### Passage shown ###
However in empirical analysis, both the DMW and CW test statistics take their critical values from their asymptotic distributions. Rogoff and Stavrakeva (2008) criticize the asymptotic CW test as oversized; an oversized asymptotic CW test would cause too many rejections of the null hypothesis. Rogoff and Stavrakeva (2008) and Ince (2014) propose to use the bootstrapped OSF test to avoid this size distortion in small samples.

Our bootstrapped OSF test statistics are similar to these. There is not too much difference between the simulated asymptotic distributions of the RMSE ratio and the RMSE difference. But we focus on the ratio of the RMSEs between the DSGE and the VAR model, as this is the measure usually adopted in macroeconomic forecasting studies, such as those discussed here.

The Power of OSF Tests

Monte Carlo Experiments

We follow the basic procedures of Le et al. (2011) to design the Monte Carlo experiment. We take the model of Smets and Wouters (2007) for the US and adopt their posterior modes for all parameters, including for error processes; the innovations are given their posterior standard errors with the normal distribution (Table 1a, b, Smets and Wouters 2007).

We set the sample size (T) at 200, and generate 1000 samples. We set the initial forecast origin (M) at 133. The VAR and DGSE autoregressive processes are initially estimated over the first 133 periods. The models were then used to forecast the data series 4- or 8-periods-ahead over the remaining 67 periods, with re-estimation every period (quarter). We find the distribution of this for the relevant null hypothesis under our small sample from our 1000 Monte Carlo samples. Our null hypothesis for the OSF tests is (1) the True DSGE model and (2) (discussed in Sect. 4) the False DSGE model that marginally succeeds in improving the forecast.
###
— Set problem A —
Quote the passage on forecasting tests from "Monte Carlo Experiments" to "and Wouters 2007).".
— Set problem B —
Carry the passage on forecasting tests forward, starting right after its last sentence.
The listing has no connection to the passage on forecasting tests.
### Given information ###
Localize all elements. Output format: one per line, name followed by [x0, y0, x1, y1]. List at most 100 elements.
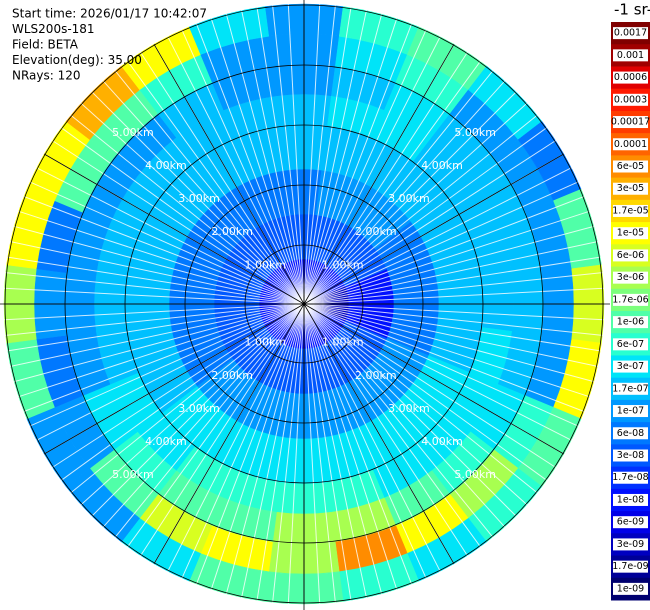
ray-gap [14, 225, 305, 305]
colorbar-label-bg [613, 249, 648, 262]
ray-gap [303, 241, 598, 305]
ray-gap [18, 303, 305, 398]
colorbar-label: 0.0017 [614, 28, 647, 39]
ray-gap [303, 23, 412, 305]
colorbar-label: 3e-09 [617, 539, 644, 550]
colorbar-label-bg [613, 182, 648, 195]
ray-gap [127, 303, 305, 547]
ray-gap [102, 80, 305, 305]
colorbar-label-bg [613, 560, 648, 573]
range-label: 3.00km [178, 402, 220, 415]
ray-gap [303, 140, 556, 305]
colorbar-title: -1 sr- [614, 1, 650, 19]
colorbar-label-bg [613, 427, 648, 440]
colorbar-label: 3e-06 [617, 272, 644, 283]
ray-gap [196, 303, 305, 585]
colorbar-label: 6e-05 [617, 161, 644, 172]
ray-gap [303, 210, 590, 305]
ray-gap [36, 303, 305, 441]
ray-gap [225, 303, 305, 594]
ray-gap [303, 18, 398, 305]
colorbar-label: 6e-08 [617, 428, 644, 439]
colorbar-label: 1e-06 [617, 317, 644, 328]
ray-gap [303, 303, 598, 367]
ray-gap [303, 91, 517, 305]
ray-gap [303, 29, 427, 305]
ray-gap [303, 167, 572, 305]
ray-gap [14, 303, 305, 383]
ray-gap [23, 196, 305, 305]
colorbar-label-bg [613, 471, 648, 484]
colorbar-label-bg [613, 338, 648, 351]
ray-gap [303, 80, 506, 305]
ray-gap [287, 303, 305, 604]
colorbar-label: 1.7e-07 [612, 383, 648, 394]
ray-gap [303, 36, 441, 305]
ray-gap [303, 14, 383, 305]
ray-gap [114, 303, 305, 538]
ray-gap [241, 303, 305, 598]
ray-gap [7, 303, 305, 352]
ray-gap [225, 14, 305, 305]
ray-gap [4, 303, 305, 321]
colorbar-label: 3e-05 [617, 183, 644, 194]
colorbar-label-bg [613, 271, 648, 284]
ray-gap [181, 303, 305, 579]
colorbar-label-bg [613, 516, 648, 529]
colorbar-label: 0.0003 [614, 94, 647, 105]
spoke [153, 43, 305, 305]
colorbar-label-bg [613, 93, 648, 106]
ray-gap [303, 303, 412, 585]
ray-gap [303, 303, 601, 352]
ray-gap [167, 303, 305, 572]
colorbar-label: 6e-06 [617, 250, 644, 261]
ray-gap [127, 61, 305, 305]
range-label: 5.00km [454, 126, 496, 139]
ray-gap [303, 303, 528, 506]
ray-gap [196, 23, 305, 305]
header-text: Start time: 2026/01/17 10:42:07 [12, 7, 207, 21]
range-label: 1.00km [322, 258, 364, 271]
ray-gap [303, 303, 585, 412]
ray-gap [36, 167, 305, 305]
colorbar-label: 6e-09 [617, 517, 644, 528]
colorbar-label: 1e-05 [617, 228, 644, 239]
colorbar-label-bg [613, 138, 648, 151]
spoke [153, 303, 305, 565]
range-label: 3.00km [178, 192, 220, 205]
ray-gap [303, 225, 594, 305]
colorbar-label: 1e-07 [617, 406, 644, 417]
ray-gap [181, 29, 305, 305]
colorbar-label-bg [613, 204, 648, 217]
ray-gap [70, 303, 305, 494]
ray-gap [272, 303, 305, 603]
ray-gap [5, 272, 305, 305]
range-ring [4, 4, 604, 604]
ray-gap [303, 303, 572, 441]
colorbar-label: 0.0001 [614, 139, 647, 150]
ray-gap [287, 4, 305, 305]
ray-gap [303, 303, 383, 594]
colorbar-label: 3e-07 [617, 361, 644, 372]
colorbar-label: 0.00017 [611, 117, 650, 128]
range-label: 4.00km [145, 159, 187, 172]
header-text: Field: BETA [12, 38, 79, 52]
colorbar-label-bg [613, 360, 648, 373]
ray-gap [52, 140, 305, 305]
ray-gap [241, 10, 305, 305]
overlay: 1.00km 1.00km 1.00km 1.00km 2.00km 2.00km 2.00… [0, 0, 610, 610]
ray-gap [70, 114, 305, 305]
ray-gap [256, 303, 305, 601]
colorbar-label-bg [613, 27, 648, 40]
colorbar-label: 1e-09 [617, 583, 644, 594]
range-label: 1.00km [244, 336, 286, 349]
ray-gap [256, 7, 305, 305]
cell [188, 6, 270, 55]
colorbar-label: 0.0006 [614, 72, 647, 83]
ray-gap [303, 10, 367, 305]
ray-gap [303, 287, 604, 305]
ray-gap [303, 303, 604, 321]
ray-gap [303, 303, 603, 336]
colorbar-label-bg [613, 382, 648, 395]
###
— Right answer A —
Monte Carlo Experiments

We follow the basic procedures of Le et al. (2011) to design the Monte Carlo experiment. We take the model of Smets and Wouters (2007) for the US and adopt their posterior modes for all parameters, including for error processes; the innovations are given their posterior standard errors with the normal distribution (Table 1a, b, Smets and Wouters 2007).

— Right answer B —
We follow Le et al. (2011) in specifying a False DSGE model. A False DSGE model is chosen by changing the parameters (\(A_0 ,\,A_1 ,\,B_0 )\) in the true model by \(+\) or \(-\) \(q\,\%\) alternately where q is the degree of falseness. We then extract the model residuals \((z_t )\) from the data, re-estimate the error process and get \(\hat{R}\). Le et al. (2011) consider two ways to extract the model residuals (the Limited Information estimation method, LIML, which projects expectations by Instrumental Variables and the Exact Method, which projects them as the DSGE model solution) and find their differences are trivial. We use the Exact Method to estimate the model residuals and get \(\hat{R}\) 2 Denoting the false parameters as \(\Omega ^F=\{A_0^F ,\,A_1^F ,\,B_0^F ,\,\hat{R}\},\)we can derive \(A^F\) from Dynare as before. The OSFs are calculated as in (3), except that we use \(A^F\) rather than A. The RMSE of the False DSGE model is:
$$\begin{aligned} RMSE_{DSGE}^F (l)=\sqrt{\frac{1}{T-l-m}\mathop \sum \limits _{m=M}^{T-l} (y_{m+l} -\hat{y}_{DSGE,\,m+l}^F )^2} \end{aligned}$$
(8)
where \(\hat{y}_{DSGE,\,m+l}^F \) is the OSF from the False DSGE model. The RMSE of the VAR model remains the same. Then we can obtain the ratio test statistic for each sample.
$$\begin{aligned} Ratio(l)=\frac{RMSE_{DSGE}^F (l)}{RMSE_{VAR} (l)} \end{aligned}$$
(9)
The power of the test is the probability of rejecting a hypothesis when it is false. In our OSF test, the power of the ratio test is the probability that the Ratio \(>\) the 5 % critical value for the True distribution.

Asymptotic Versus Small Sample Distributions

We begin with a discussion of how the distribution for our typical 200-size sample differs from the asymptotic. In the absence of an analytical expression for the asymptotic distribution we use a sample of 1000 as a proxy (as can be seen from Fig. 2 it is close to the \(t_\infty \) distribution)—we raise both the sample used to obtain the forecasts and the subsequent sample used to make the forecasts, in proportion, i.e. by 5 times. In this way we obtain five times the size of sample for estimation and five times as many forecasts for the evaluation; this mimics the idea of raising the data available to ‘very large’ amounts. Fig. 1 show that the 5 % critical value differs by more than 10 % between the two for the case shown here of the 4Q forecast which is typical.
Fig. 1

Asymptotic versus small sample distributions

We then normalise the ratio statistics by adjusting its mean and standard deviation. This is plotted against a normal distribution in Fig. 2. It can be observed that the large sample distribution is very close to a normal distribution. The 5 % critical value for the normalized large sample ratio is 1.543, which is close to 5 % critical value from the standard normal distribution (1.645).

In what follows all the distributions are based on Monte Carlo results for \(T=200\). For the sake of brevity we focus solely on the 5 % confidence level test.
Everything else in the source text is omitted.